#### [THE INPUT]
⁂

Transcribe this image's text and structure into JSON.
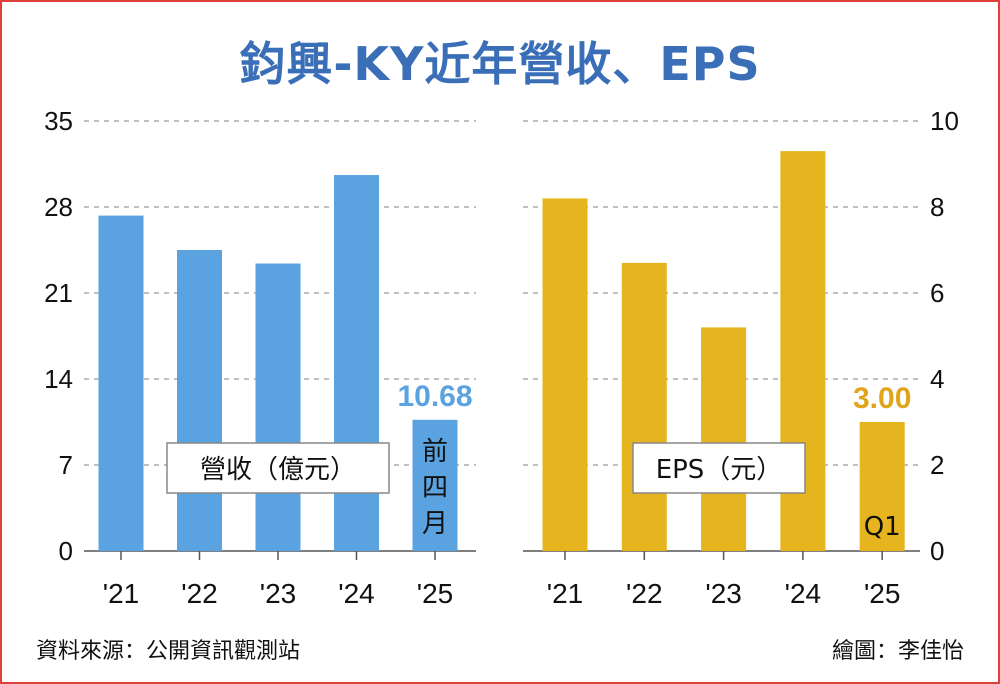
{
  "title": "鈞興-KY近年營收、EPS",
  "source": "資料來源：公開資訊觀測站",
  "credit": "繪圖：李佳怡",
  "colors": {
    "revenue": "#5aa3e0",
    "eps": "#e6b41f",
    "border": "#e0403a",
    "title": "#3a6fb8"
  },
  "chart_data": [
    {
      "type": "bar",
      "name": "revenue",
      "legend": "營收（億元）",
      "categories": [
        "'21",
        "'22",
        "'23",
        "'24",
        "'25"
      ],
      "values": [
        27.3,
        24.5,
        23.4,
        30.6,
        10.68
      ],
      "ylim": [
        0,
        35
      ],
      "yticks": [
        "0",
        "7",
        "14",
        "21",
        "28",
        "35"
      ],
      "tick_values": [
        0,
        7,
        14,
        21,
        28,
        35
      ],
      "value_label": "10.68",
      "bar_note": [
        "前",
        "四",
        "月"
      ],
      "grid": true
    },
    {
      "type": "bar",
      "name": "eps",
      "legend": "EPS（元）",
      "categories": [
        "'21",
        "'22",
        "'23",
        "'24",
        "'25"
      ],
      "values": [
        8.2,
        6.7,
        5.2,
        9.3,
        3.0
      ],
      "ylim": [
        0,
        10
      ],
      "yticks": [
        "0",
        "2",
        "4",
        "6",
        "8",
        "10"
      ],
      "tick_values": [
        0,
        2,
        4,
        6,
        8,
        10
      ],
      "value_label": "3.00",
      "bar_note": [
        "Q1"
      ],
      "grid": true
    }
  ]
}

⁂

#### [WHAT THIS TASK INVOLVES]
Repeat all of the data above word for word, minus the pictures.

#### [EXPECTED ANSWER]
Transcribe this image's text and structure into JSON.
{
  "title": "鈞興-KY近年營收、EPS",
  "source": "資料來源：公開資訊觀測站",
  "credit": "繪圖：李佳怡",
  "colors": {
    "revenue": "#5aa3e0",
    "eps": "#e6b41f",
    "border": "#e0403a",
    "title": "#3a6fb8"
  },
  "chart_data": [
    {
      "type": "bar",
      "name": "revenue",
      "legend": "營收（億元）",
      "categories": [
        "'21",
        "'22",
        "'23",
        "'24",
        "'25"
      ],
      "values": [
        27.3,
        24.5,
        23.4,
        30.6,
        10.68
      ],
      "ylim": [
        0,
        35
      ],
      "yticks": [
        "0",
        "7",
        "14",
        "21",
        "28",
        "35"
      ],
      "tick_values": [
        0,
        7,
        14,
        21,
        28,
        35
      ],
      "value_label": "10.68",
      "bar_note": [
        "前",
        "四",
        "月"
      ],
      "grid": true
    },
    {
      "type": "bar",
      "name": "eps",
      "legend": "EPS（元）",
      "categories": [
        "'21",
        "'22",
        "'23",
        "'24",
        "'25"
      ],
      "values": [
        8.2,
        6.7,
        5.2,
        9.3,
        3.0
      ],
      "ylim": [
        0,
        10
      ],
      "yticks": [
        "0",
        "2",
        "4",
        "6",
        "8",
        "10"
      ],
      "tick_values": [
        0,
        2,
        4,
        6,
        8,
        10
      ],
      "value_label": "3.00",
      "bar_note": [
        "Q1"
      ],
      "grid": true
    }
  ]
}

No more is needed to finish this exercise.